--- 抜粋本文 ---
マルコによる福音書14章 「私はあの男なんか知らない!」

フィンランド語原版執筆者: 
エルッキ・コスケンニエミ(フィンランドルーテル福音協会、神学博士)
日本語版翻訳および編集責任者: 
高木賢(フィンランドルーテル福音協会、神学修士)

張りめぐらされる陰謀 14章1~2節

 エルサレムとその神殿は、ユダヤ人の信仰のまぎれもなく中心的な存在でした。過ぎ越しのお祝いの時期には、この聖都に世界中から聖地巡礼者が押し寄せました。このお祝いは、イスラエルをエジプトの隷属から解放した神様の救いの御業をユダヤの民全体に改めて思い起こさせるものでした。このお祝いの設定は「出エジプト記」12章に書かれています。それによると、お祝いには過ぎ越しの小羊とパン種の入っていないパンを食しました。お祝いは春分の日の後にくる月(ニサンの月)の15日に最高潮に達します。

すでに例年の過ぎ越しのお祝いでさえ、いつ何か事件が起きてもおかしくないほど誰もが神経過敏になる時期なのに、今やエルサレムは、イエス様が都に来られたために独特の緊迫感に満たされていました。ユダヤ人の指導者たちには、わざわざ民の目前で危険な綱渡りをして、自分たちが民の支持を得るかそれとも失うかを試す度胸などはありませんでした。イエス様を目の前から取り除かなければならないのはわかっていましたが、それをお祝いの最中や民の面前で行うのは考えられませんでした。宗教的に熱狂している民がどういう行動に出るかを予測するのは難しいので、彼らは民に気づかれないように細心の注意をもってことを運ばなければなりませんでした。

決断するべき時は間近に迫っていました。こうして人々が気づかぬうちに、暗い影が神様の御国をしだいに重苦しく覆い始めたのです。

女の高価な贈り物 14章3~9節

 イエス様はエルサレムの外にあるベタニアで寝泊りされていました。「マルコによる福音書」は、イエス様がらい病人シモンの家に住んでいたと、伝えています。この場所で、やや謎めいた不思議な事件が起きました。

古代世界では、かぐわしい香りを放つ香油が貴重で価値あるものとされていました。福音書に名前も記されていないある女が高価な香油の入った壺を取り出して壊し、香油をイエス様の頭に注ぎかけたのです。それは当時の労働者の一年分の給料に当たる価値を持つ良質の香油でした。このような香油は大きなお祝いや重要な人物のために用いられました。おそらくその女にはこの慣習が念頭にあったのでしょう。またこの行為は、「イエス様こそは神様が旧約聖書で約束したキリストであり、油注がれた王である」、という信仰告白の表現でもあったのでしょう。さらにイエス様は、女が香油を用いるもうひとつの目的を示されました。当時は、葬式の前に死者に油を塗る習慣がありました。

--- 指示 1 ---
一覧のうち、「wire-d1-9 [0,425,349,1281]」を含む行から一覧の最後の行までを、両端の行も含めてそのまま書き写すこと。
--- 指示 2 ---
マルコによる福音書14章の解説を、最後の文の後から続けて書き進めること。

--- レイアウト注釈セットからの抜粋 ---
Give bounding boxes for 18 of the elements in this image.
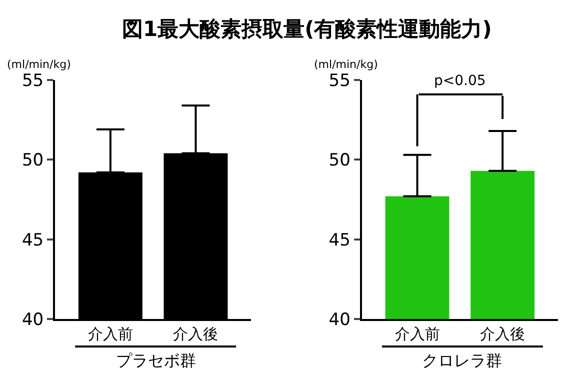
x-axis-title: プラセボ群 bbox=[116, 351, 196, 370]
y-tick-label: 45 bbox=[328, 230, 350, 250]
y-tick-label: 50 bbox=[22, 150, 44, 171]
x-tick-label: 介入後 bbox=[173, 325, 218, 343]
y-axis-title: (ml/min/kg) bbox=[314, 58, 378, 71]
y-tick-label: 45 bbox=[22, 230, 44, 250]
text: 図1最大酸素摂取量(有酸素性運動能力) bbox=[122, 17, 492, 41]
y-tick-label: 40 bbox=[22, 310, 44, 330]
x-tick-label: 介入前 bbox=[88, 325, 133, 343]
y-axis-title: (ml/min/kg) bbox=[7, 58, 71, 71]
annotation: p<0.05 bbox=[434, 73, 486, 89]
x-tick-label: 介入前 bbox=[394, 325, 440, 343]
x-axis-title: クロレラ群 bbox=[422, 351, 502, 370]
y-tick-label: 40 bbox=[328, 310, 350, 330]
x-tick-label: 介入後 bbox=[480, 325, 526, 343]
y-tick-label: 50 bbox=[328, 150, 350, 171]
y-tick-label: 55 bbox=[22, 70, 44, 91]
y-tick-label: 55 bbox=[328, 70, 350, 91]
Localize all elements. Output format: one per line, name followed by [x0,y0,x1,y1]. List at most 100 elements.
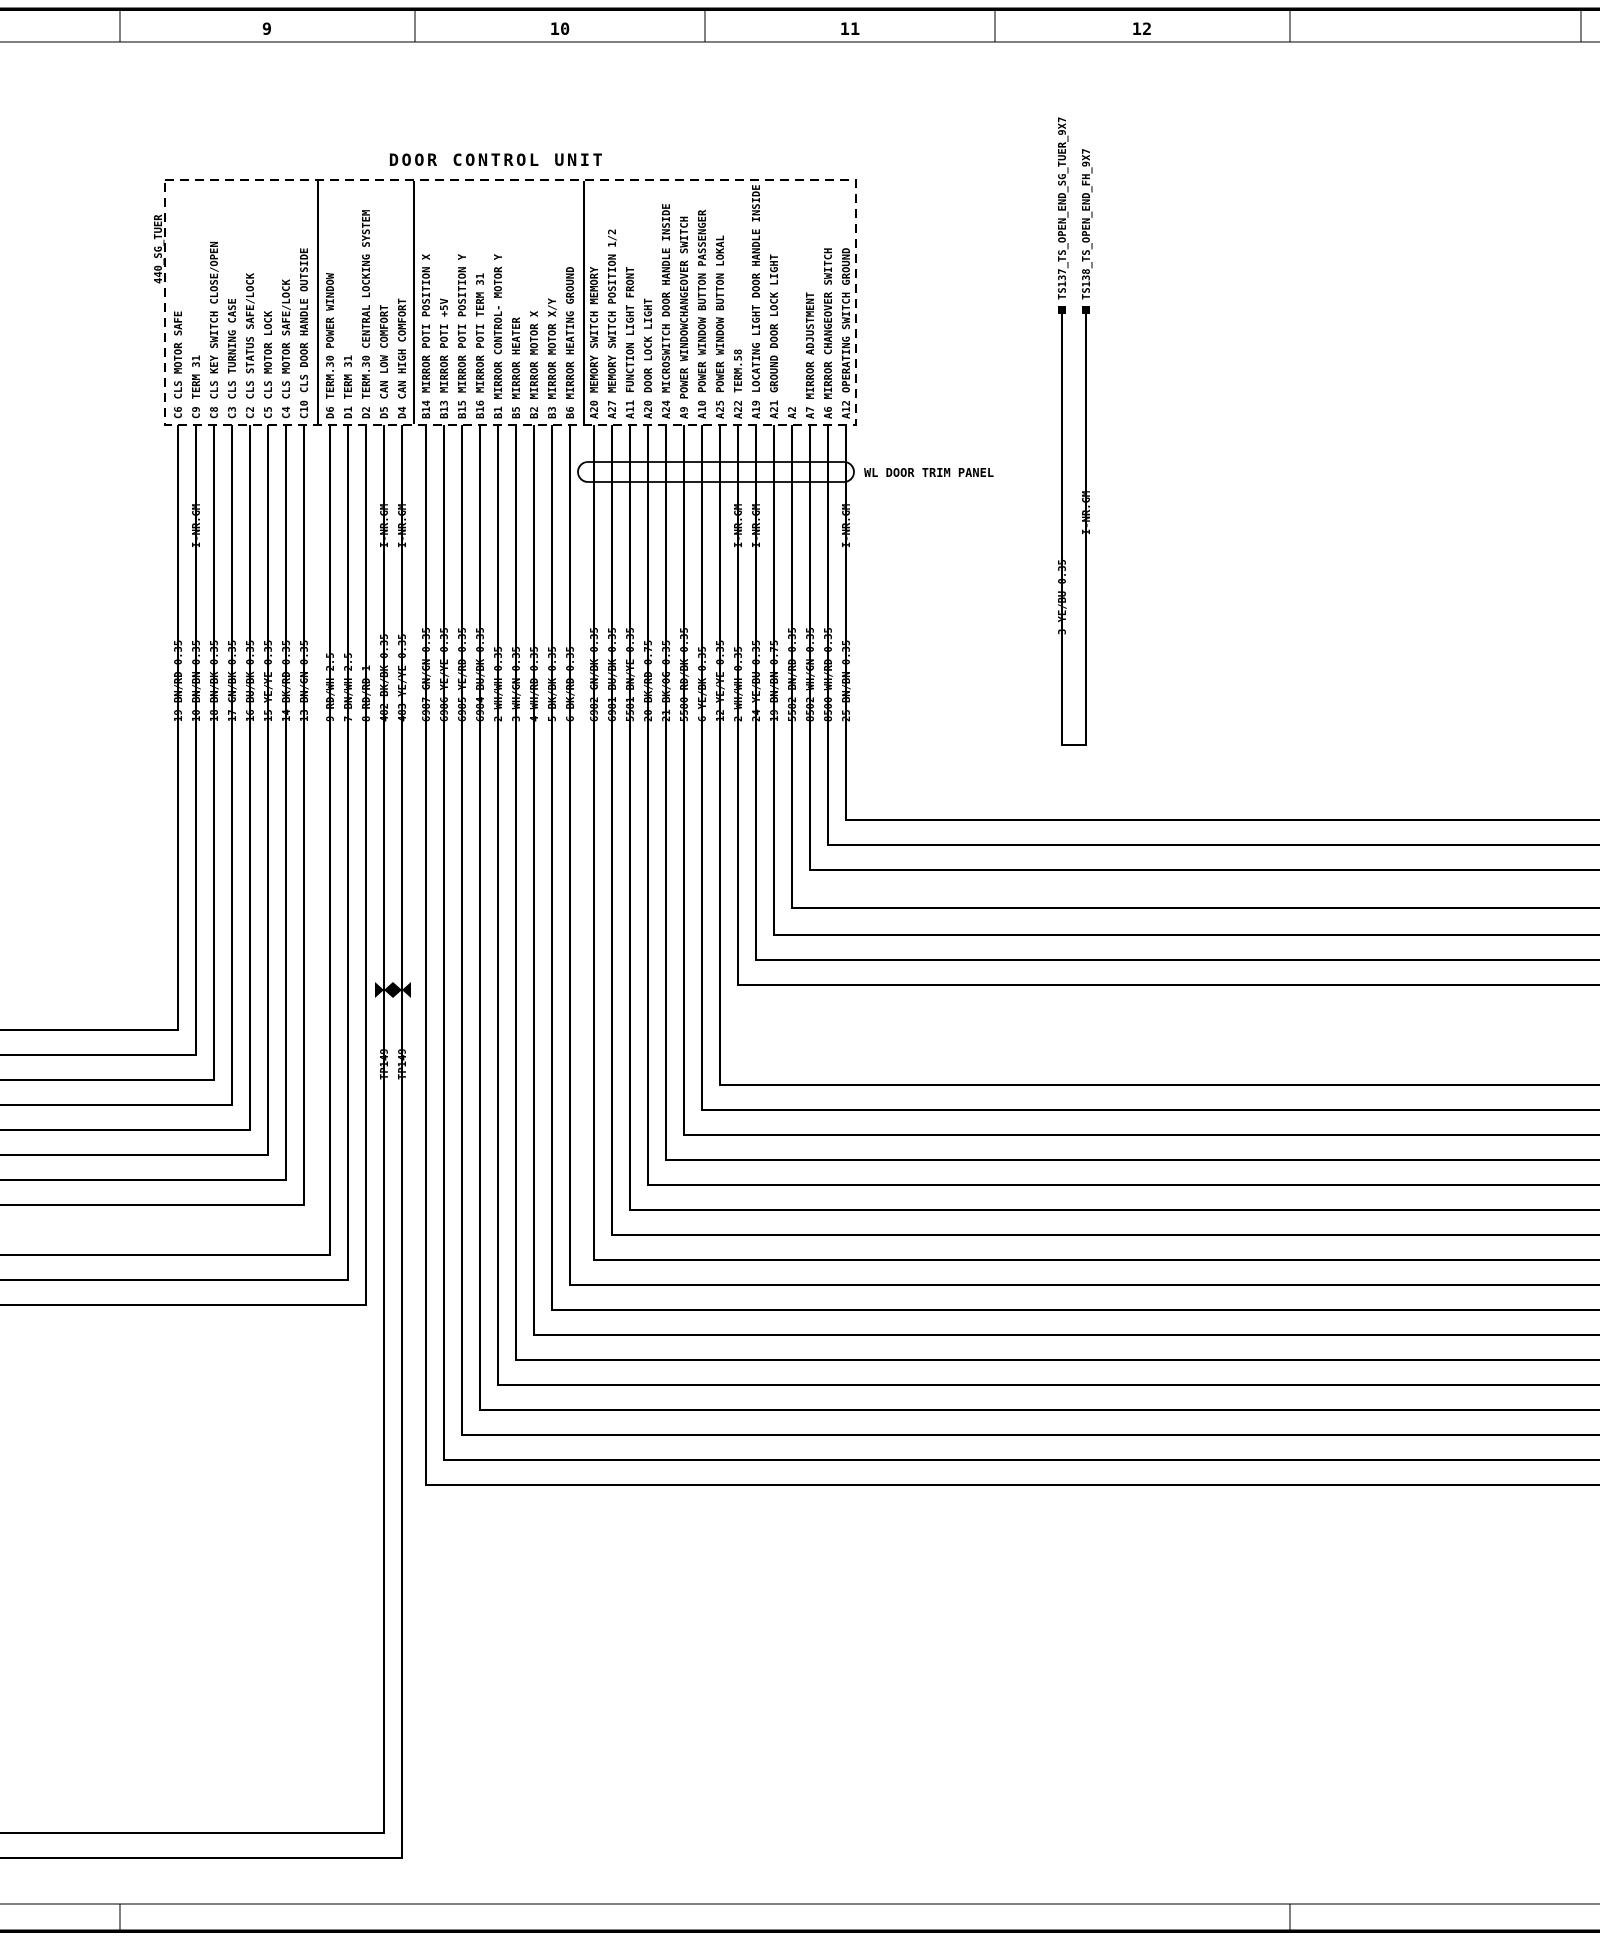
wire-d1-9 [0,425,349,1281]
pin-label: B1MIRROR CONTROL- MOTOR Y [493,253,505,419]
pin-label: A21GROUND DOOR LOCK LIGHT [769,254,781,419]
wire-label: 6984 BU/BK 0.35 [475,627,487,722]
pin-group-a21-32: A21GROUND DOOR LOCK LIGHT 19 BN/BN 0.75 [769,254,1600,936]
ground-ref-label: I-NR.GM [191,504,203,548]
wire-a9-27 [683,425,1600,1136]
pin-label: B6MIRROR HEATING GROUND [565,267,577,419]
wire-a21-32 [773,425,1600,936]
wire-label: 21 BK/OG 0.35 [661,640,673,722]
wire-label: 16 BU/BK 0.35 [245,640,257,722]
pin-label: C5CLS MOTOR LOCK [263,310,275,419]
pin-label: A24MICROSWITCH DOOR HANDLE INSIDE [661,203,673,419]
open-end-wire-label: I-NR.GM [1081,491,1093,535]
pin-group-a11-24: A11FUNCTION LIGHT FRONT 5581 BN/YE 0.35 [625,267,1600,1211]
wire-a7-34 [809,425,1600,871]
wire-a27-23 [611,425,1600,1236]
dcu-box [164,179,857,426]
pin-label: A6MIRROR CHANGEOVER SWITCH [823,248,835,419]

--- 実行結果 1 ---
wire-d1-9 [0,425,349,1281]
pin-label: B1MIRROR CONTROL- MOTOR Y [493,253,505,419]
pin-label: A21GROUND DOOR LOCK LIGHT [769,254,781,419]
wire-label: 6984 BU/BK 0.35 [475,627,487,722]
pin-group-a21-32: A21GROUND DOOR LOCK LIGHT 19 BN/BN 0.75 [769,254,1600,936]
ground-ref-label: I-NR.GM [191,504,203,548]
wire-a9-27 [683,425,1600,1136]
pin-label: B6MIRROR HEATING GROUND [565,267,577,419]
wire-a21-32 [773,425,1600,936]
wire-label: 21 BK/OG 0.35 [661,640,673,722]
wire-label: 16 BU/BK 0.35 [245,640,257,722]
pin-label: C5CLS MOTOR LOCK [263,310,275,419]
pin-label: A24MICROSWITCH DOOR HANDLE INSIDE [661,203,673,419]
open-end-wire-label: I-NR.GM [1081,491,1093,535]
pin-group-a11-24: A11FUNCTION LIGHT FRONT 5581 BN/YE 0.35 [625,267,1600,1211]
wire-a7-34 [809,425,1600,871]
wire-a27-23 [611,425,1600,1236]
dcu-box [164,179,857,426]
pin-label: A6MIRROR CHANGEOVER SWITCH [823,248,835,419]

--- 実行結果 2 ---
香油を無駄にしたことを残念がった弟子たちは、イエス様から御叱りを受けました。香油を塗るという女の行為は、イエス様に対する彼女の愛のあらわれでした。愛は計算したり財布を覗き込んだりはしないものです。愛は自らの持っているものを差し出します。まさにそこに愛の偉大さはあります。この短いエピソードが一人の人間のイエス様への大きな愛を証するドキュメントになっています。

よい行いは黒い額縁にはめられてみると、いっそう引き立つものです。この事件の前の箇所は、神様の御民の指導者たちによるイエス殺害計画についてです。またこの香油の塗布の後に続く箇所では、主を裏切ろうとするユダの様子が描かれています。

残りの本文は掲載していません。